Task item: Your answer should be a single number: how many lines in the data below hold the string "this".

Supplied data:
■ ■ ■

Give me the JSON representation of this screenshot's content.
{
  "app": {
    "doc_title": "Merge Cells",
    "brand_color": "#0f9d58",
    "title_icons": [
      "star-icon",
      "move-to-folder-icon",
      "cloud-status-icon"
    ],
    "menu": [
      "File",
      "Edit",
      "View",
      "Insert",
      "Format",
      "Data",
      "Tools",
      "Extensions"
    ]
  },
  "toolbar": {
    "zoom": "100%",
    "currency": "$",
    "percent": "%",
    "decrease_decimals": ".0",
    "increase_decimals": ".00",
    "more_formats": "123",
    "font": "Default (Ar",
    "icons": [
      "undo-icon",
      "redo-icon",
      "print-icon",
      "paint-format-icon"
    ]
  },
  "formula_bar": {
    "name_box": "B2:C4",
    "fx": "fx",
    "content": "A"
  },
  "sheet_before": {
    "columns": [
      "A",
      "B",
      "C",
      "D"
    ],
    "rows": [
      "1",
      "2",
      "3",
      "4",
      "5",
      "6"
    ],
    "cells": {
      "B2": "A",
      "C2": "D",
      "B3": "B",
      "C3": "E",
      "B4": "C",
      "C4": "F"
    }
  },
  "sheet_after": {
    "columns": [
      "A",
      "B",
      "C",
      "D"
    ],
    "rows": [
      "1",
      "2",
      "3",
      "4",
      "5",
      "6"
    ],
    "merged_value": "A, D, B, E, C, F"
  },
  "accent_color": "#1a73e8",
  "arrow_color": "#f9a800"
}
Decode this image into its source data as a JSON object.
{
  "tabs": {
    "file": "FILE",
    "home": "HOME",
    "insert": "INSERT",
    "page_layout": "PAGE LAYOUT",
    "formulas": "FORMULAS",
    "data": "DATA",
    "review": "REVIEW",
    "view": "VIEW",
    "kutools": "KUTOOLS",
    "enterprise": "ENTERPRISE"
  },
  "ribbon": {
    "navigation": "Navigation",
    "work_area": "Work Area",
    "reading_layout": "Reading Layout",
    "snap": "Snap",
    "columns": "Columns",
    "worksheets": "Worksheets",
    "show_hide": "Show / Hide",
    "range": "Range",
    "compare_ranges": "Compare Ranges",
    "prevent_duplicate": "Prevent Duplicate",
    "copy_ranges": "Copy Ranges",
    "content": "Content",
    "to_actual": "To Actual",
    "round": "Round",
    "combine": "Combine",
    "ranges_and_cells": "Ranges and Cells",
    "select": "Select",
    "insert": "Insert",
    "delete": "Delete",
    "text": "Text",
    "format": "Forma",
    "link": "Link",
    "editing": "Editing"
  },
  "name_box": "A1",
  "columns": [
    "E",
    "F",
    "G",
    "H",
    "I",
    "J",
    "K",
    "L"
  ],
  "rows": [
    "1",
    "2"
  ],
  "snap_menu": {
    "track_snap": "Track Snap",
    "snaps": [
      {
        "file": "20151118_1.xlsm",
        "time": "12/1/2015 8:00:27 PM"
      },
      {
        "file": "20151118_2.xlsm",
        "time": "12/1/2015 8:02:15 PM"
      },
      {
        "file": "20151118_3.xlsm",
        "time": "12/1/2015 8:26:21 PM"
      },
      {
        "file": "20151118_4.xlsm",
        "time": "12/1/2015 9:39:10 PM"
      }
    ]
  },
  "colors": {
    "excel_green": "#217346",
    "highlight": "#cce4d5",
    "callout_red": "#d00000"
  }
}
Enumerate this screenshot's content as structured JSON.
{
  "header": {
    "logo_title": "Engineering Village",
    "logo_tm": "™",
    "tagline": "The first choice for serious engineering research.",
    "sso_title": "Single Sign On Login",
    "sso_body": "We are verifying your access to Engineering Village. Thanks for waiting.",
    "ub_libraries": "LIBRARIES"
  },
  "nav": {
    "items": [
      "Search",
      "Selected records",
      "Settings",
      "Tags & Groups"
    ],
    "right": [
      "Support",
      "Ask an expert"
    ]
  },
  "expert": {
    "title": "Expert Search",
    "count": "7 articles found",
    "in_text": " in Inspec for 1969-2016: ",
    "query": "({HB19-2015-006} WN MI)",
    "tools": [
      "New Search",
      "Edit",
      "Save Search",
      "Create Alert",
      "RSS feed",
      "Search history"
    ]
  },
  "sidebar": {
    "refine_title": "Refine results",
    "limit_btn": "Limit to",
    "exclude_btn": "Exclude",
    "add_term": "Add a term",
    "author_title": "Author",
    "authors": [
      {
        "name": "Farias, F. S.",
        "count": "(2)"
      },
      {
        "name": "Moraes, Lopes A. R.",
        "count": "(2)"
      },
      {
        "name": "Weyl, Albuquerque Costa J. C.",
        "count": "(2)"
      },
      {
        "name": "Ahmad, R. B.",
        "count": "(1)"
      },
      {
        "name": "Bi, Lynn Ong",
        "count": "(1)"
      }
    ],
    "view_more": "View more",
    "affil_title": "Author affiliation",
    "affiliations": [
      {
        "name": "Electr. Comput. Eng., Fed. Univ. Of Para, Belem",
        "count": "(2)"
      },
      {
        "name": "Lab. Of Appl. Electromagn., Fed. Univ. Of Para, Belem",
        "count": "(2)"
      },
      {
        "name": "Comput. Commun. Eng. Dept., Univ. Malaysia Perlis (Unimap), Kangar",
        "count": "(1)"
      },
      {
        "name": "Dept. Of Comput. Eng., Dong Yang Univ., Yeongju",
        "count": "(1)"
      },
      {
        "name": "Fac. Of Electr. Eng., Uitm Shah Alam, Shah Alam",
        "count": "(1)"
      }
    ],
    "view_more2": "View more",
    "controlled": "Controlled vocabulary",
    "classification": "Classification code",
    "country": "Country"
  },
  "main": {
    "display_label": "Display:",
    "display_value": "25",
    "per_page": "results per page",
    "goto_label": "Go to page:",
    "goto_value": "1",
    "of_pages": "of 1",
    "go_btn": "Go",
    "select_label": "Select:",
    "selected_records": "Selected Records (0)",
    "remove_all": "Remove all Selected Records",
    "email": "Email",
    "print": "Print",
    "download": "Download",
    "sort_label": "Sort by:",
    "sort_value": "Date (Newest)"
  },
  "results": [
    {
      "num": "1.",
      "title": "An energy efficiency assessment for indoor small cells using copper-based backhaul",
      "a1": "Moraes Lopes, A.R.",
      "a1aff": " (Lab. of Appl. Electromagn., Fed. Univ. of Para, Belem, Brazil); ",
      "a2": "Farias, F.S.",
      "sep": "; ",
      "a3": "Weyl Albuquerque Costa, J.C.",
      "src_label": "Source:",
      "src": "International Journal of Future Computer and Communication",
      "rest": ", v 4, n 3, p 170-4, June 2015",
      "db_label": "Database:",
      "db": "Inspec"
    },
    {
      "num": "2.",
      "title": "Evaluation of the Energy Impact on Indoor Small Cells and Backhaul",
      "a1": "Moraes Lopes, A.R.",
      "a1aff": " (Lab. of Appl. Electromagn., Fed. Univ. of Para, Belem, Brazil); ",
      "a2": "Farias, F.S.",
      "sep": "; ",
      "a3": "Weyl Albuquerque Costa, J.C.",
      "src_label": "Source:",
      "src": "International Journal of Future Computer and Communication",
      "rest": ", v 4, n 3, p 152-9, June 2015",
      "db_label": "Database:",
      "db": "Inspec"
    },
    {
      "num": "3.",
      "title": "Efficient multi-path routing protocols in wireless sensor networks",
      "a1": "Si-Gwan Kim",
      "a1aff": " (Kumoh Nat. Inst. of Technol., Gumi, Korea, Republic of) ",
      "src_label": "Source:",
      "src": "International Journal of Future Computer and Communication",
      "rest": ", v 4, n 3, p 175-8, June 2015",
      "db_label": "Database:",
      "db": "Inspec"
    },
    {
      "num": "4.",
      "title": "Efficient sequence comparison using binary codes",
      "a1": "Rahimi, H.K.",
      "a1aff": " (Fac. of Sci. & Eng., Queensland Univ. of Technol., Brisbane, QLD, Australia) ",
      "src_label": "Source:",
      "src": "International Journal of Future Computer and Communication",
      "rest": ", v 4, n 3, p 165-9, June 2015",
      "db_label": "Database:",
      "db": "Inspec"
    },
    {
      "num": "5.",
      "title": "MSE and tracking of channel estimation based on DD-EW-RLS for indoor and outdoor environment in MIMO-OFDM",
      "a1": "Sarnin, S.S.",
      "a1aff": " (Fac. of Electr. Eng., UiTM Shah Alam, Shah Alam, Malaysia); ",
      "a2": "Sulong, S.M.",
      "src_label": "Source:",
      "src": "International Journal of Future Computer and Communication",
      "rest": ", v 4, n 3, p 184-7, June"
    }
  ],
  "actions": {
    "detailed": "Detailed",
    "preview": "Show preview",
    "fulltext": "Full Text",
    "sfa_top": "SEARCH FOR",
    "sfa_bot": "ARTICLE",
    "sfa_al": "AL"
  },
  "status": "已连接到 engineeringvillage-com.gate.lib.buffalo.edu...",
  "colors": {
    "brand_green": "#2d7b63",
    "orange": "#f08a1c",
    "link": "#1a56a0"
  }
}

■ ■ ■

Exercise output: 3